[Records contained in a dataset]
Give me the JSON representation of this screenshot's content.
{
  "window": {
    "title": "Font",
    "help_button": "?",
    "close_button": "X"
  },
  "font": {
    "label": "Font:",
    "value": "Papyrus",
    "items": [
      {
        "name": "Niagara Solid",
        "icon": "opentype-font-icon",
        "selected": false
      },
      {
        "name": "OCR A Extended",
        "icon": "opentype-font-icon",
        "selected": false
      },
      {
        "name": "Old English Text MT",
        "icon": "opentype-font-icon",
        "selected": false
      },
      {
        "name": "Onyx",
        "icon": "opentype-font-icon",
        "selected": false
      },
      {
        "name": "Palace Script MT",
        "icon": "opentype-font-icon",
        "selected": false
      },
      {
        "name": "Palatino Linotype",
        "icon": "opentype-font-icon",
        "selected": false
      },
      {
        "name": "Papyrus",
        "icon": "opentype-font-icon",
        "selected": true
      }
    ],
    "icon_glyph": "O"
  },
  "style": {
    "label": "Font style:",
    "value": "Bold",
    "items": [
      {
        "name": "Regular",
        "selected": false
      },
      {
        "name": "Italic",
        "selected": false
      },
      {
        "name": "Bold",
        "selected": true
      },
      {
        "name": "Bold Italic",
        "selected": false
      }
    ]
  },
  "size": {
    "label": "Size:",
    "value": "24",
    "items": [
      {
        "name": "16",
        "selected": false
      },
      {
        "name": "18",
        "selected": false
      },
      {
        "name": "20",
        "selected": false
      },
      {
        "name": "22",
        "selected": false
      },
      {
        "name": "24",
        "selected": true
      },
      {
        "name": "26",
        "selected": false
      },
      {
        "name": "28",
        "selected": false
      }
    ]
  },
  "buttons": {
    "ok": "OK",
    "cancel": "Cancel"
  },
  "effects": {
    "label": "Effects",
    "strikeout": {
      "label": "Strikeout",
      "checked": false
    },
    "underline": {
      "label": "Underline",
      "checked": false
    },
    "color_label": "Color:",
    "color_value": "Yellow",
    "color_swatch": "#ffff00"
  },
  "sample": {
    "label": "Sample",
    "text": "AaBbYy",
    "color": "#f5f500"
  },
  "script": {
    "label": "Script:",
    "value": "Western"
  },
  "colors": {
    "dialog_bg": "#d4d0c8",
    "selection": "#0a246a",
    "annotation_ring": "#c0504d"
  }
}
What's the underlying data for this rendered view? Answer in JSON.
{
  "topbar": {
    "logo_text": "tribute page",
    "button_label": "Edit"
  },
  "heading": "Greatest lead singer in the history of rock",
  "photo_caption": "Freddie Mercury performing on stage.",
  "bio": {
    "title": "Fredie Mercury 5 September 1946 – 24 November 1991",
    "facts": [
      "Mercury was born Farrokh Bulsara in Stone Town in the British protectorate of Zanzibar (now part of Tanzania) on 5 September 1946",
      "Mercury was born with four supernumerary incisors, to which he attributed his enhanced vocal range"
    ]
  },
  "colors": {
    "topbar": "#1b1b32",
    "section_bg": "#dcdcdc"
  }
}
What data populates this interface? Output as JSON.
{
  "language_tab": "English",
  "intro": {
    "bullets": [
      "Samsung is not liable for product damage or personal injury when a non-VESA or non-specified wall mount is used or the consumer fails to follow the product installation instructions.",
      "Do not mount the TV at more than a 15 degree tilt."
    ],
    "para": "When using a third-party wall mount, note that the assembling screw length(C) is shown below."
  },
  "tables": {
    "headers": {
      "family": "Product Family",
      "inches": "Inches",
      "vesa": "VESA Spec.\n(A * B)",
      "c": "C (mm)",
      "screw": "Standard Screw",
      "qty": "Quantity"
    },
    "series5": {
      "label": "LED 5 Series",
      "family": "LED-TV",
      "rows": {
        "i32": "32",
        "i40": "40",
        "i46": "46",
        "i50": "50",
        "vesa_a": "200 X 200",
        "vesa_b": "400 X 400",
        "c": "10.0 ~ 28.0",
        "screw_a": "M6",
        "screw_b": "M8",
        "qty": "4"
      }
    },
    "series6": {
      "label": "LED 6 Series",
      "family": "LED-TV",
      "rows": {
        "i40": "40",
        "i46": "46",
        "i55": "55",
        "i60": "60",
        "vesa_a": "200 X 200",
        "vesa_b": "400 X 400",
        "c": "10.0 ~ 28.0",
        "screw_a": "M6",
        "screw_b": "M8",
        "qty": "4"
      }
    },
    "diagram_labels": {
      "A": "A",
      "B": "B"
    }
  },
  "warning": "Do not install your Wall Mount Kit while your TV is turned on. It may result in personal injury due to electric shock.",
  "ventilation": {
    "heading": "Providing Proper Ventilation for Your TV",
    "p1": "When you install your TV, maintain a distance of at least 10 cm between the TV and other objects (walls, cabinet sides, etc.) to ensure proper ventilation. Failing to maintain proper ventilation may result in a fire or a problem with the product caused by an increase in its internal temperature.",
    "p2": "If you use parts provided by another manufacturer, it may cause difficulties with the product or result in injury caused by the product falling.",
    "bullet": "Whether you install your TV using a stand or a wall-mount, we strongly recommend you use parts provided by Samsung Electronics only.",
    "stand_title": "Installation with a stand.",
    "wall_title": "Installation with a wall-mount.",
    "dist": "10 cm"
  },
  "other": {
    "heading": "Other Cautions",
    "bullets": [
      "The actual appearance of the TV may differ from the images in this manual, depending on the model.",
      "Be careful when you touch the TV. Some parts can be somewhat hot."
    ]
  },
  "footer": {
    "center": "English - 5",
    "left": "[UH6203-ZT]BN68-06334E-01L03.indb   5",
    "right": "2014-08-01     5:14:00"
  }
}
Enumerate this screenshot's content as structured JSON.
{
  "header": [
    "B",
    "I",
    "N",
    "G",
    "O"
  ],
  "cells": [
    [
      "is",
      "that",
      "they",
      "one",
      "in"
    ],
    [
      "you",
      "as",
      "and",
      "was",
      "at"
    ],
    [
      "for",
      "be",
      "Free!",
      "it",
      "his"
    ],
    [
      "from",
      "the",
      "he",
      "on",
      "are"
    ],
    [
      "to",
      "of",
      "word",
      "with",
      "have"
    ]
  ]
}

SET TASK — Collect each line containing the string "September".

RESULT OF THIS EXERCISE —
    "title": "Fredie Mercury 5 September 1946 – 24 November 1991",
      "Mercury was born Farrokh Bulsara in Stone Town in the British protectorate of Zanzibar (now part of Tanzania) on 5 September 1946",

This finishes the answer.